PROBLEM DETAILS: Quote every line below word for word, omitting the pictures.

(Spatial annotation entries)
---

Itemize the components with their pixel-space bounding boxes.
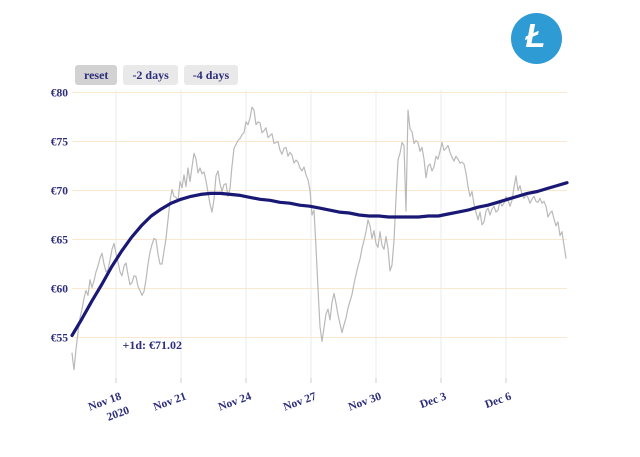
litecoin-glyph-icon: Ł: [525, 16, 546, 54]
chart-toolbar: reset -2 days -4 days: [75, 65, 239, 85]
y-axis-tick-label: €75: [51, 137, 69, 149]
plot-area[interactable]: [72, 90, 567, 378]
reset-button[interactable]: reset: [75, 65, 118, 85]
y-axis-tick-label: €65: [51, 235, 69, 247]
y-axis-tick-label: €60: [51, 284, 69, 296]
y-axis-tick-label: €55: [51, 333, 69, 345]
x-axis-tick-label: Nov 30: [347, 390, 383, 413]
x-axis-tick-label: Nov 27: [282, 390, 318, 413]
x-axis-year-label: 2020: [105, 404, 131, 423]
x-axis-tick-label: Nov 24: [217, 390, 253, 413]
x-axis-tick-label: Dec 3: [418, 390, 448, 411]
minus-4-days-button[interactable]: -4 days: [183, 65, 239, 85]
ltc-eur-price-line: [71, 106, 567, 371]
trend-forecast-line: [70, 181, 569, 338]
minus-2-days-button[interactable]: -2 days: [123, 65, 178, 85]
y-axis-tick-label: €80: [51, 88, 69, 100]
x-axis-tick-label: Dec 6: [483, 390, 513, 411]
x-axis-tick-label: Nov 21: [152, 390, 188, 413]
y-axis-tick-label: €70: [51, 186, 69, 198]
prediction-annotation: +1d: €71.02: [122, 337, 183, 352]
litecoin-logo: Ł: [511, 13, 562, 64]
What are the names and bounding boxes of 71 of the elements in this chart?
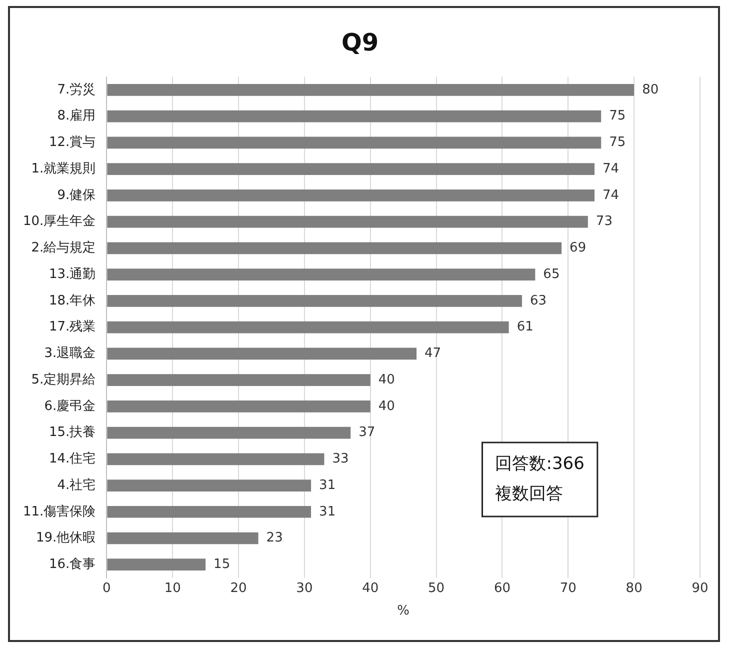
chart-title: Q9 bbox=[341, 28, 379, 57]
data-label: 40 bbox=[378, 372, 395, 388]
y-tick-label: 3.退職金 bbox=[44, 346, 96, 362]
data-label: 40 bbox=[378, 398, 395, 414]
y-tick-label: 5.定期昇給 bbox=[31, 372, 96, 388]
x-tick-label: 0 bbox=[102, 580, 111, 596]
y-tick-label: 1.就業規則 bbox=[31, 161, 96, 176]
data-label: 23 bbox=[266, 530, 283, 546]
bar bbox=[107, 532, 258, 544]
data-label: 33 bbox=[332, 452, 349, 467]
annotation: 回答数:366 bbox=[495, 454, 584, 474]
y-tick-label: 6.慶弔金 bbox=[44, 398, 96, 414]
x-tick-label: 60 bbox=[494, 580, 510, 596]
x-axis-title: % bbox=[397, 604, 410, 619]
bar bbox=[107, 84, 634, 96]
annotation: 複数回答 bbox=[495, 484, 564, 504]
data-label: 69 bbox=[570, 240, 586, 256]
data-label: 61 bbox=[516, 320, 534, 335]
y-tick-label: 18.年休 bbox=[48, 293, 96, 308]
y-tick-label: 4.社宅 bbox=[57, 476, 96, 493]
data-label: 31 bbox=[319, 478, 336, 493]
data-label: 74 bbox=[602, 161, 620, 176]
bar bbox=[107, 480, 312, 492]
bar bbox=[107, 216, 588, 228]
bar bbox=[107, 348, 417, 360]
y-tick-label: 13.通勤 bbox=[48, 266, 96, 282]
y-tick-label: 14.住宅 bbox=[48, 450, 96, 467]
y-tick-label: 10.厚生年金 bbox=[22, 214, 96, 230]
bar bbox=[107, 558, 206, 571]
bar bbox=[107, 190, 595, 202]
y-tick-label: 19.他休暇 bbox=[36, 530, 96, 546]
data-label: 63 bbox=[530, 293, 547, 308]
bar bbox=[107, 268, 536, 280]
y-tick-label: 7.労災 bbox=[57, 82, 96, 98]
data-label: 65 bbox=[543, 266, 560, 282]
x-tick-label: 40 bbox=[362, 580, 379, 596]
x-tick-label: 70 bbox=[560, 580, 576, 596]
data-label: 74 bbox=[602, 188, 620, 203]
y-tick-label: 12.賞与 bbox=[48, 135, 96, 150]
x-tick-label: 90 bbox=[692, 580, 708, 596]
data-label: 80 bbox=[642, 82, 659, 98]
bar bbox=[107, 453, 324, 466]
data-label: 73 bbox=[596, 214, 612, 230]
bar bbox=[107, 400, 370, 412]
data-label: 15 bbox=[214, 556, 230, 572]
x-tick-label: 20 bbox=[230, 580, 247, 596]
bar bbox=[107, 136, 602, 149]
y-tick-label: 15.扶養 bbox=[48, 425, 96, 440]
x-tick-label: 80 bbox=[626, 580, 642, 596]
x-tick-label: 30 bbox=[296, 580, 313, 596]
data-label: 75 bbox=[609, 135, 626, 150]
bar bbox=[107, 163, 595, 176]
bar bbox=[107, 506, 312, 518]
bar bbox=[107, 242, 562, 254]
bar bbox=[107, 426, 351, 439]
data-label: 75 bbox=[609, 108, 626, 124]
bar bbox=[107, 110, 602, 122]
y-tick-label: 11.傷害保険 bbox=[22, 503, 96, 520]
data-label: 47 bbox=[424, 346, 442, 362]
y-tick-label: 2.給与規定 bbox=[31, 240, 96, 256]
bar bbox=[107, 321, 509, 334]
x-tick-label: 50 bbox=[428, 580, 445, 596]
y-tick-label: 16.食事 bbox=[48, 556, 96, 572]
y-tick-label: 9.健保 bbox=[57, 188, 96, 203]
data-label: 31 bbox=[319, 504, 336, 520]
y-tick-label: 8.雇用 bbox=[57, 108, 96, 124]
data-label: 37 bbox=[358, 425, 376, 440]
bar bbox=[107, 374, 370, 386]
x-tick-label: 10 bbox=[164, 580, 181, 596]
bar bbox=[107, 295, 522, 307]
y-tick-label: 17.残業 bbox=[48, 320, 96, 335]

---

WRITTEN ANSWER:
Itemize the components with their pixel-space bounding boxes.
litecoin-glyph-icon: Ł: [525, 16, 546, 54]
chart-toolbar: reset -2 days -4 days: [75, 65, 239, 85]
y-axis-tick-label: €75: [51, 137, 69, 149]
plot-area[interactable]: [72, 90, 567, 378]
reset-button[interactable]: reset: [75, 65, 118, 85]
y-axis-tick-label: €65: [51, 235, 69, 247]
y-axis-tick-label: €60: [51, 284, 69, 296]
y-axis-tick-label: €55: [51, 333, 69, 345]
x-axis-tick-label: Nov 30: [347, 390, 383, 413]
x-axis-tick-label: Nov 27: [282, 390, 318, 413]
x-axis-year-label: 2020: [105, 404, 131, 423]
x-axis-tick-label: Nov 24: [217, 390, 253, 413]
x-axis-tick-label: Dec 3: [418, 390, 448, 411]
minus-4-days-button[interactable]: -4 days: [183, 65, 239, 85]
ltc-eur-price-line: [71, 106, 567, 371]
trend-forecast-line: [70, 181, 569, 338]
minus-2-days-button[interactable]: -2 days: [123, 65, 178, 85]
y-axis-tick-label: €80: [51, 88, 69, 100]
x-axis-tick-label: Dec 6: [483, 390, 513, 411]
x-axis-tick-label: Nov 21: [152, 390, 188, 413]
y-axis-tick-label: €70: [51, 186, 69, 198]
prediction-annotation: +1d: €71.02: [122, 337, 183, 352]
litecoin-logo: Ł: [511, 13, 562, 64]
What are the names and bounding boxes of 71 of the elements in this chart?
chart-title: Q9 bbox=[341, 28, 379, 57]
data-label: 40 bbox=[378, 372, 395, 388]
y-tick-label: 3.退職金 bbox=[44, 346, 96, 362]
data-label: 40 bbox=[378, 398, 395, 414]
y-tick-label: 5.定期昇給 bbox=[31, 372, 96, 388]
x-tick-label: 0 bbox=[102, 580, 111, 596]
y-tick-label: 1.就業規則 bbox=[31, 161, 96, 176]
data-label: 23 bbox=[266, 530, 283, 546]
bar bbox=[107, 532, 258, 544]
data-label: 33 bbox=[332, 452, 349, 467]
annotation: 回答数:366 bbox=[495, 454, 584, 474]
y-tick-label: 6.慶弔金 bbox=[44, 398, 96, 414]
x-tick-label: 60 bbox=[494, 580, 510, 596]
x-axis-title: % bbox=[397, 604, 410, 619]
bar bbox=[107, 84, 634, 96]
annotation: 複数回答 bbox=[495, 484, 564, 504]
data-label: 69 bbox=[570, 240, 586, 256]
data-label: 61 bbox=[516, 320, 534, 335]
y-tick-label: 18.年休 bbox=[48, 293, 96, 308]
y-tick-label: 4.社宅 bbox=[57, 476, 96, 493]
data-label: 31 bbox=[319, 478, 336, 493]
data-label: 74 bbox=[602, 161, 620, 176]
bar bbox=[107, 480, 312, 492]
bar bbox=[107, 216, 588, 228]
bar bbox=[107, 348, 417, 360]
y-tick-label: 13.通勤 bbox=[48, 266, 96, 282]
y-tick-label: 14.住宅 bbox=[48, 450, 96, 467]
y-tick-label: 10.厚生年金 bbox=[22, 214, 96, 230]
bar bbox=[107, 558, 206, 571]
bar bbox=[107, 190, 595, 202]
y-tick-label: 19.他休暇 bbox=[36, 530, 96, 546]
data-label: 63 bbox=[530, 293, 547, 308]
bar bbox=[107, 268, 536, 280]
y-tick-label: 7.労災 bbox=[57, 82, 96, 98]
data-label: 65 bbox=[543, 266, 560, 282]
x-tick-label: 40 bbox=[362, 580, 379, 596]
x-tick-label: 70 bbox=[560, 580, 576, 596]
data-label: 74 bbox=[602, 188, 620, 203]
y-tick-label: 12.賞与 bbox=[48, 135, 96, 150]
x-tick-label: 90 bbox=[692, 580, 708, 596]
data-label: 80 bbox=[642, 82, 659, 98]
bar bbox=[107, 453, 324, 466]
data-label: 73 bbox=[596, 214, 612, 230]
bar bbox=[107, 400, 370, 412]
data-label: 15 bbox=[214, 556, 230, 572]
x-tick-label: 20 bbox=[230, 580, 247, 596]
bar bbox=[107, 136, 602, 149]
y-tick-label: 15.扶養 bbox=[48, 425, 96, 440]
x-tick-label: 80 bbox=[626, 580, 642, 596]
x-tick-label: 30 bbox=[296, 580, 313, 596]
data-label: 75 bbox=[609, 135, 626, 150]
bar bbox=[107, 163, 595, 176]
bar bbox=[107, 506, 312, 518]
bar bbox=[107, 242, 562, 254]
bar bbox=[107, 426, 351, 439]
data-label: 75 bbox=[609, 108, 626, 124]
bar bbox=[107, 110, 602, 122]
y-tick-label: 11.傷害保険 bbox=[22, 503, 96, 520]
data-label: 47 bbox=[424, 346, 442, 362]
y-tick-label: 2.給与規定 bbox=[31, 240, 96, 256]
bar bbox=[107, 321, 509, 334]
x-tick-label: 50 bbox=[428, 580, 445, 596]
y-tick-label: 16.食事 bbox=[48, 556, 96, 572]
y-tick-label: 9.健保 bbox=[57, 188, 96, 203]
data-label: 31 bbox=[319, 504, 336, 520]
y-tick-label: 8.雇用 bbox=[57, 108, 96, 124]
data-label: 37 bbox=[358, 425, 376, 440]
bar bbox=[107, 374, 370, 386]
x-tick-label: 10 bbox=[164, 580, 181, 596]
bar bbox=[107, 295, 522, 307]
y-tick-label: 17.残業 bbox=[48, 320, 96, 335]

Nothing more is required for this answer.